Transcribe every line of the items below exactly as they appear. Leave out the pictures.

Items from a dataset

--- --- ---

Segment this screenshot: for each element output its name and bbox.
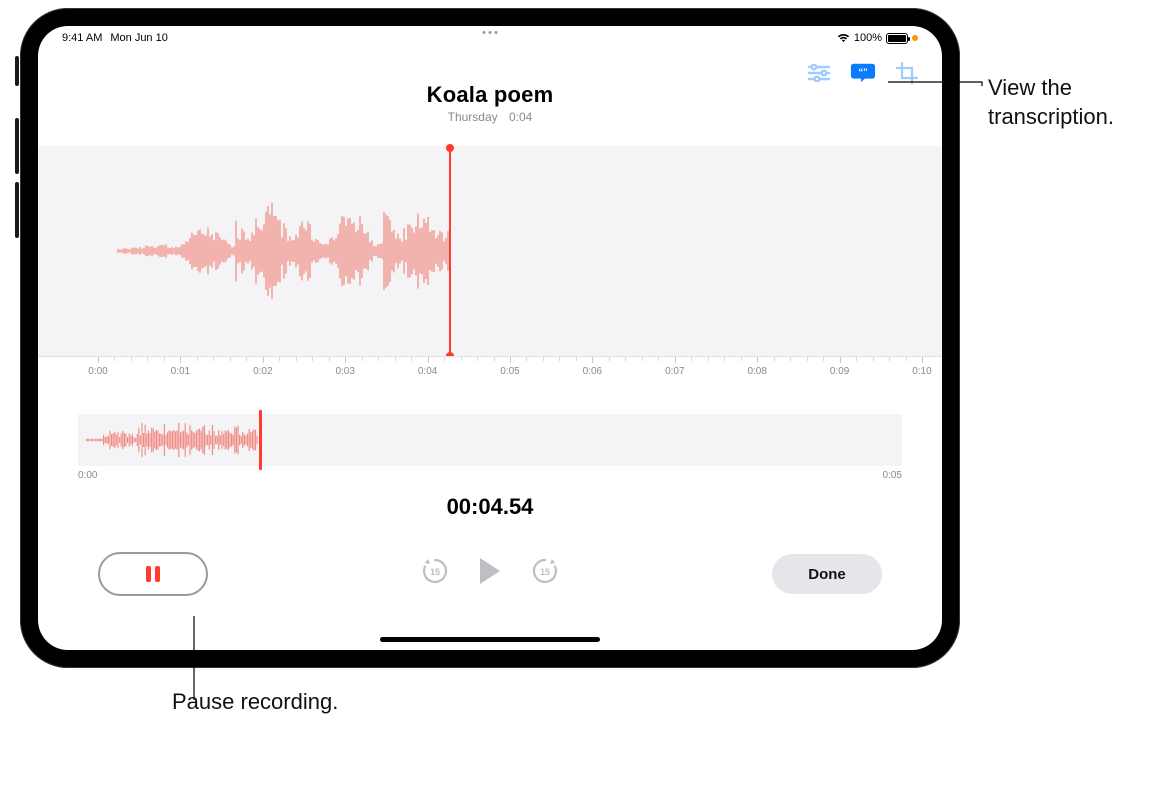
overview-playhead[interactable] bbox=[259, 410, 262, 470]
pause-button[interactable] bbox=[98, 552, 208, 596]
trim-button[interactable] bbox=[894, 62, 920, 84]
waveform bbox=[38, 146, 942, 356]
battery-icon bbox=[886, 33, 908, 44]
device-volume-down bbox=[15, 182, 19, 238]
title-block: Koala poem Thursday 0:04 bbox=[38, 82, 942, 124]
pause-icon bbox=[146, 566, 160, 582]
done-label: Done bbox=[808, 566, 846, 583]
callout-transcription: View the transcription. bbox=[988, 74, 1166, 131]
callout-pause: Pause recording. bbox=[172, 688, 338, 717]
recording-day: Thursday bbox=[448, 110, 498, 124]
svg-text:“”: “” bbox=[858, 67, 867, 77]
status-date: Mon Jun 10 bbox=[110, 32, 167, 44]
elapsed-timer: 00:04.54 bbox=[38, 494, 942, 520]
play-button[interactable] bbox=[480, 558, 500, 584]
transport-controls: 15 15 Done bbox=[38, 546, 942, 606]
skip-back-15-button[interactable]: 15 bbox=[420, 556, 450, 586]
status-bar: 9:41 AM Mon Jun 10 100% bbox=[38, 26, 942, 48]
svg-text:15: 15 bbox=[430, 567, 440, 577]
multitask-dots[interactable] bbox=[483, 31, 498, 34]
recording-title[interactable]: Koala poem bbox=[38, 82, 942, 108]
overview-wave bbox=[78, 414, 902, 466]
playback-options-button[interactable] bbox=[806, 62, 832, 84]
done-button[interactable]: Done bbox=[772, 554, 882, 594]
screen: 9:41 AM Mon Jun 10 100% “” bbox=[38, 26, 942, 650]
time-ruler[interactable]: 0:000:010:020:030:040:050:060:070:080:09… bbox=[38, 356, 942, 384]
recording-duration: 0:04 bbox=[509, 110, 532, 124]
overview-end-label: 0:05 bbox=[883, 470, 902, 481]
edit-toolbar: “” bbox=[806, 62, 920, 84]
mic-in-use-indicator bbox=[912, 35, 918, 41]
svg-text:15: 15 bbox=[540, 567, 550, 577]
overview-waveform[interactable]: 0:00 0:05 bbox=[78, 414, 902, 466]
wifi-icon bbox=[837, 33, 850, 43]
device-volume-up bbox=[15, 118, 19, 174]
transcription-button[interactable]: “” bbox=[850, 62, 876, 84]
device-frame: 9:41 AM Mon Jun 10 100% “” bbox=[20, 8, 960, 668]
playhead[interactable] bbox=[449, 148, 451, 356]
overview-start-label: 0:00 bbox=[78, 470, 97, 481]
skip-forward-15-button[interactable]: 15 bbox=[530, 556, 560, 586]
device-side-button bbox=[15, 56, 19, 86]
status-time: 9:41 AM bbox=[62, 32, 102, 44]
waveform-area[interactable]: 0:000:010:020:030:040:050:060:070:080:09… bbox=[38, 146, 942, 384]
battery-percent: 100% bbox=[854, 32, 882, 44]
home-indicator[interactable] bbox=[380, 637, 600, 642]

--- --- ---

Final result
Segment this screenshot: for each element output its name and bbox.
overview-playhead[interactable] bbox=[259, 410, 262, 470]
pause-button[interactable] bbox=[98, 552, 208, 596]
trim-button[interactable] bbox=[894, 62, 920, 84]
waveform bbox=[38, 146, 942, 356]
battery-icon bbox=[886, 33, 908, 44]
device-volume-down bbox=[15, 182, 19, 238]
title-block: Koala poem Thursday 0:04 bbox=[38, 82, 942, 124]
pause-icon bbox=[146, 566, 160, 582]
done-label: Done bbox=[808, 566, 846, 583]
callout-transcription: View the transcription. bbox=[988, 74, 1166, 131]
callout-pause: Pause recording. bbox=[172, 688, 338, 717]
recording-day: Thursday bbox=[448, 110, 498, 124]
svg-text:“”: “” bbox=[858, 67, 867, 77]
status-date: Mon Jun 10 bbox=[110, 32, 167, 44]
elapsed-timer: 00:04.54 bbox=[38, 494, 942, 520]
play-button[interactable] bbox=[480, 558, 500, 584]
transport-controls: 15 15 Done bbox=[38, 546, 942, 606]
skip-back-15-button[interactable]: 15 bbox=[420, 556, 450, 586]
status-bar: 9:41 AM Mon Jun 10 100% bbox=[38, 26, 942, 48]
svg-text:15: 15 bbox=[430, 567, 440, 577]
multitask-dots[interactable] bbox=[483, 31, 498, 34]
recording-title[interactable]: Koala poem bbox=[38, 82, 942, 108]
overview-wave bbox=[78, 414, 902, 466]
playback-options-button[interactable] bbox=[806, 62, 832, 84]
done-button[interactable]: Done bbox=[772, 554, 882, 594]
screen: 9:41 AM Mon Jun 10 100% “” bbox=[38, 26, 942, 650]
time-ruler[interactable]: 0:000:010:020:030:040:050:060:070:080:09… bbox=[38, 356, 942, 384]
recording-duration: 0:04 bbox=[509, 110, 532, 124]
overview-end-label: 0:05 bbox=[883, 470, 902, 481]
edit-toolbar: “” bbox=[806, 62, 920, 84]
mic-in-use-indicator bbox=[912, 35, 918, 41]
svg-text:15: 15 bbox=[540, 567, 550, 577]
overview-waveform[interactable]: 0:00 0:05 bbox=[78, 414, 902, 466]
wifi-icon bbox=[837, 33, 850, 43]
device-volume-up bbox=[15, 118, 19, 174]
transcription-button[interactable]: “” bbox=[850, 62, 876, 84]
device-frame: 9:41 AM Mon Jun 10 100% “” bbox=[20, 8, 960, 668]
playhead[interactable] bbox=[449, 148, 451, 356]
overview-start-label: 0:00 bbox=[78, 470, 97, 481]
skip-forward-15-button[interactable]: 15 bbox=[530, 556, 560, 586]
device-side-button bbox=[15, 56, 19, 86]
status-time: 9:41 AM bbox=[62, 32, 102, 44]
waveform-area[interactable]: 0:000:010:020:030:040:050:060:070:080:09… bbox=[38, 146, 942, 384]
battery-percent: 100% bbox=[854, 32, 882, 44]
home-indicator[interactable] bbox=[380, 637, 600, 642]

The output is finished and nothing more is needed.